◆ Required work
Copy out each line of the data holding "University".

◆ Data listing

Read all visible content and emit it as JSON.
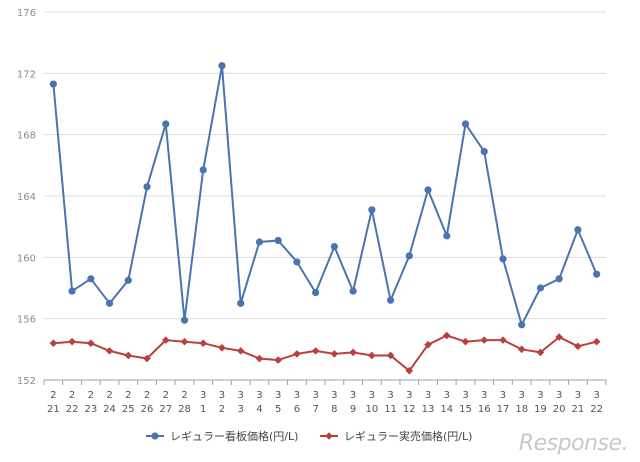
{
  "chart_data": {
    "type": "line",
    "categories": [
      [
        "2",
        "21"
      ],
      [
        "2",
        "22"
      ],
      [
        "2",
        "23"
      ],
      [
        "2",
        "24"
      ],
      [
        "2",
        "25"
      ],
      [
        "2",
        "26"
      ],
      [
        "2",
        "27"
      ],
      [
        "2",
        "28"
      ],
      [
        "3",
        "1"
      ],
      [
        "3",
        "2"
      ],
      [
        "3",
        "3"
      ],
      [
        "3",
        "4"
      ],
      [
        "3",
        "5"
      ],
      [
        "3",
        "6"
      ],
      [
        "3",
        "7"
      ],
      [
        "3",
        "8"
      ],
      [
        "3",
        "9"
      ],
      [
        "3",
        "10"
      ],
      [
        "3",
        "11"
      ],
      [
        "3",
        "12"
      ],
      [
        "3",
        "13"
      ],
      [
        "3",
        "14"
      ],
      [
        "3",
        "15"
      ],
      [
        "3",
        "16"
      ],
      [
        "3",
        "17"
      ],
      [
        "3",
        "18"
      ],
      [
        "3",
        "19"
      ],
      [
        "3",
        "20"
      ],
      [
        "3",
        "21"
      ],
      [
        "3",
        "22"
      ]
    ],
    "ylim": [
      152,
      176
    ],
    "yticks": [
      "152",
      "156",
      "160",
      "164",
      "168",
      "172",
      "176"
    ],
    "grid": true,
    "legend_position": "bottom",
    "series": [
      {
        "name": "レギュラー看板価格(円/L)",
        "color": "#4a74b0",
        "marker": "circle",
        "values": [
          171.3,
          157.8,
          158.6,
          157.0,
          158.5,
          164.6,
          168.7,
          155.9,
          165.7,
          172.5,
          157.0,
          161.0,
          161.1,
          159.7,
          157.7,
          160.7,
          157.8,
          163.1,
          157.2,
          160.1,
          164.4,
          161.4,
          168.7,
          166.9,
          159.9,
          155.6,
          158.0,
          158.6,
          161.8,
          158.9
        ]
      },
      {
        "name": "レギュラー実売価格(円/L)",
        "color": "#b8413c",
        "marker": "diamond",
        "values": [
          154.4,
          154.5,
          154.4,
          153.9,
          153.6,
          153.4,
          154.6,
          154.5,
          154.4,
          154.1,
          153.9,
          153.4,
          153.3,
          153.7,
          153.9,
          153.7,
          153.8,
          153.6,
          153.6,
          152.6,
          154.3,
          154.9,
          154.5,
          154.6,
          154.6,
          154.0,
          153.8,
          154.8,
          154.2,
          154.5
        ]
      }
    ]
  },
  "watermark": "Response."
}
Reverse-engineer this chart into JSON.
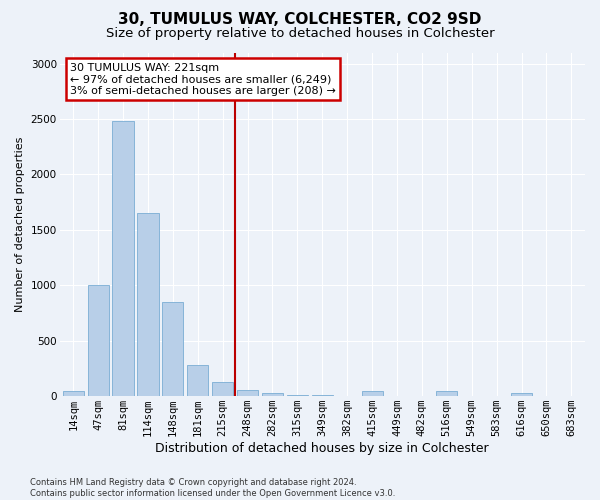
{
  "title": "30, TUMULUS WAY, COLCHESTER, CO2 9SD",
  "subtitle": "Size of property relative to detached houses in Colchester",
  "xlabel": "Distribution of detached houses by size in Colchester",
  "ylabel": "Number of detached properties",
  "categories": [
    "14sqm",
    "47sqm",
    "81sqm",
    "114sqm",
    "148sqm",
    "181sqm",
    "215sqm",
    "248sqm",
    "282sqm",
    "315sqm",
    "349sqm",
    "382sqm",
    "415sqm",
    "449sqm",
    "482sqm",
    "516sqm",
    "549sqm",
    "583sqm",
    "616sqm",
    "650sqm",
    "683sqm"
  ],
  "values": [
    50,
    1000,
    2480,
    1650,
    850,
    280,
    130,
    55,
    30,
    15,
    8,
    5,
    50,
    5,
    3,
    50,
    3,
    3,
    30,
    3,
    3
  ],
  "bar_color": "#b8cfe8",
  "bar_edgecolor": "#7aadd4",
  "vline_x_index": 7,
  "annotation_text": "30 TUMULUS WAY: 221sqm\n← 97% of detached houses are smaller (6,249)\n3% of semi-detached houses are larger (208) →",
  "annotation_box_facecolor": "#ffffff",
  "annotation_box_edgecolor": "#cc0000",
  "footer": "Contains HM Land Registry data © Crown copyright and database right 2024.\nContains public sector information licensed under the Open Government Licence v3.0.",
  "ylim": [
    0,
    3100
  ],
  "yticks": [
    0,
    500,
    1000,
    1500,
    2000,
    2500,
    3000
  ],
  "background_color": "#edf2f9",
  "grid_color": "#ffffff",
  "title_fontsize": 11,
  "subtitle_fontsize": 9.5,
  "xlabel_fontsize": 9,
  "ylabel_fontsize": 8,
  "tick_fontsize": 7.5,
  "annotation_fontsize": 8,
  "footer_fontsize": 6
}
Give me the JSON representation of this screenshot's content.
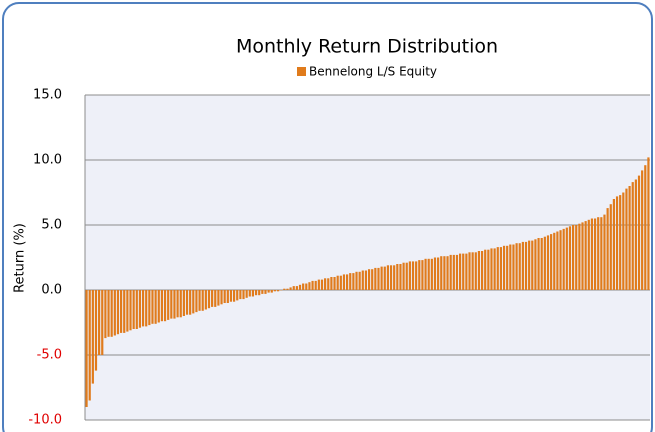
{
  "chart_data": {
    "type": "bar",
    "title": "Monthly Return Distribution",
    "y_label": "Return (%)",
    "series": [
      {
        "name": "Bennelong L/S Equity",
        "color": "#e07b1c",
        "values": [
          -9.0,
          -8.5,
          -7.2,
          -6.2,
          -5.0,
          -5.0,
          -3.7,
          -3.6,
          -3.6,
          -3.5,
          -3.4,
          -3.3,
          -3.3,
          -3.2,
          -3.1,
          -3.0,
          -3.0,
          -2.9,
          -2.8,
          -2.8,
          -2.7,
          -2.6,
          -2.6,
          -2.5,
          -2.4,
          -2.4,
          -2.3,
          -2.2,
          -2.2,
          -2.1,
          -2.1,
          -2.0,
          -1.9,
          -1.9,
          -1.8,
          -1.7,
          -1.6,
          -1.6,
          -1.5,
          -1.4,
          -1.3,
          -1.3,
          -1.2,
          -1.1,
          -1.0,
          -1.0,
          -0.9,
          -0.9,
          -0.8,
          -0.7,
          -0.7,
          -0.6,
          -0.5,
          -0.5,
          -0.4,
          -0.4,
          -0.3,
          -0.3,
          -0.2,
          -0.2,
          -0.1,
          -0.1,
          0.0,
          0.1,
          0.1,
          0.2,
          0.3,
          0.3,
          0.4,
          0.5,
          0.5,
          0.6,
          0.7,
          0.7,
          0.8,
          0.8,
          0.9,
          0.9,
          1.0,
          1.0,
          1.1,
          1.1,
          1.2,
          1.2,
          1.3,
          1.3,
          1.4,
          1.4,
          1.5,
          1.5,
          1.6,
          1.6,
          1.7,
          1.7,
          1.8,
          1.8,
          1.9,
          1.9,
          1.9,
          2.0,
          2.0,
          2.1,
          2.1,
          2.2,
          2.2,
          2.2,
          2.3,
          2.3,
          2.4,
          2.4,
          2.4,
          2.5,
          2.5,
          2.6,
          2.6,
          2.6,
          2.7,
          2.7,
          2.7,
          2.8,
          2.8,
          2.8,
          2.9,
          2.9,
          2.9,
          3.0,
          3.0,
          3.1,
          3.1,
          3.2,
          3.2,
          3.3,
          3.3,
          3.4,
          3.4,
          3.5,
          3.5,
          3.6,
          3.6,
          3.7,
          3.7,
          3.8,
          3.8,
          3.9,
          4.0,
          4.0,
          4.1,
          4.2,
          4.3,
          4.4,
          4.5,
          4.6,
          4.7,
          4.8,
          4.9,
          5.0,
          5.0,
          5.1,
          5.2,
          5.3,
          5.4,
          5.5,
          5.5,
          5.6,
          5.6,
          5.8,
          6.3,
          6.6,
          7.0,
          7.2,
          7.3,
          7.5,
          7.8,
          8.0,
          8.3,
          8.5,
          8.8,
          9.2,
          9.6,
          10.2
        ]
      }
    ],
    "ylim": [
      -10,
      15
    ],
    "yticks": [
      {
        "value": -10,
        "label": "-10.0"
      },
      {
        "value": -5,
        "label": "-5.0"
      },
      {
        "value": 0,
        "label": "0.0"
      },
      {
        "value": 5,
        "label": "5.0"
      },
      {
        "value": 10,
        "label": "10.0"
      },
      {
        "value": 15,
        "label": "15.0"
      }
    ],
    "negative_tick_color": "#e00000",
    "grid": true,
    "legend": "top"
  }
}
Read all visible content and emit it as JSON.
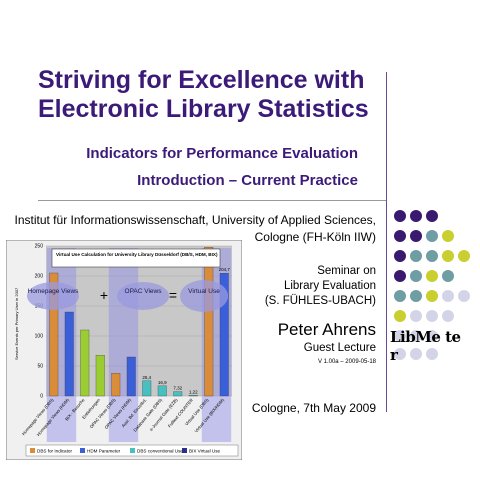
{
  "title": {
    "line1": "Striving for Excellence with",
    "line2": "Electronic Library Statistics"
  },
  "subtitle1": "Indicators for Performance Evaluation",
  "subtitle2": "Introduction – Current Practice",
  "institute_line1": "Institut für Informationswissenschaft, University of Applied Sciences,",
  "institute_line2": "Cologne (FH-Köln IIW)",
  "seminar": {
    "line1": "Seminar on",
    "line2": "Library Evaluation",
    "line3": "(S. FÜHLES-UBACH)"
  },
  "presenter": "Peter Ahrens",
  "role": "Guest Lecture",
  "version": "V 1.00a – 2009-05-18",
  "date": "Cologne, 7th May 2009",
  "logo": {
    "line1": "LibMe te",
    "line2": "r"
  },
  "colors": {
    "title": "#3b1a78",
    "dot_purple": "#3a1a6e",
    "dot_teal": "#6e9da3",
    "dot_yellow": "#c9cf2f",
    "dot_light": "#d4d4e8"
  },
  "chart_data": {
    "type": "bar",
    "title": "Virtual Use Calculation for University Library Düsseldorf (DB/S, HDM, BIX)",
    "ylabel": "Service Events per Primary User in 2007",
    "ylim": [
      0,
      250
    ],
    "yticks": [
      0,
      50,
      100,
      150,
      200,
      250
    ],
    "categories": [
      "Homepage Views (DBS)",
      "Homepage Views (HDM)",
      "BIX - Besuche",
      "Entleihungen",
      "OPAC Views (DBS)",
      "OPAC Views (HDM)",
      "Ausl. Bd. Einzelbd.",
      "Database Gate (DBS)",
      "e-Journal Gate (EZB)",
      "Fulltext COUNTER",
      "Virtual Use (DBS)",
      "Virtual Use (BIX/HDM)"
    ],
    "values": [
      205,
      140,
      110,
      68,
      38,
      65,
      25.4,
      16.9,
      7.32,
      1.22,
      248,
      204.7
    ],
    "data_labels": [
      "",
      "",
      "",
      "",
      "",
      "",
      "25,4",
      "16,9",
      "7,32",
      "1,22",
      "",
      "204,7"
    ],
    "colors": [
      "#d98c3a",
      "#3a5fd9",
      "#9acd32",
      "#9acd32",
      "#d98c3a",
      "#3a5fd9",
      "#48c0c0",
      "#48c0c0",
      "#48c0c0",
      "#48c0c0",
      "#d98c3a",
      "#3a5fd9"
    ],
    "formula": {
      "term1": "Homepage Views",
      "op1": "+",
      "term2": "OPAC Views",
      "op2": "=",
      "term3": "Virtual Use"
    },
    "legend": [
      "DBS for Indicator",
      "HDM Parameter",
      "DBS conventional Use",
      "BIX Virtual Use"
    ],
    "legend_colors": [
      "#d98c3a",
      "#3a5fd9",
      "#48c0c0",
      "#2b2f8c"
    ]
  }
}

◆ Response to this exercise
  "institute_line1": "Institut für Informationswissenschaft, University of Applied Sciences,",
    "title": "Virtual Use Calculation for University Library Düsseldorf (DB/S, HDM, BIX)",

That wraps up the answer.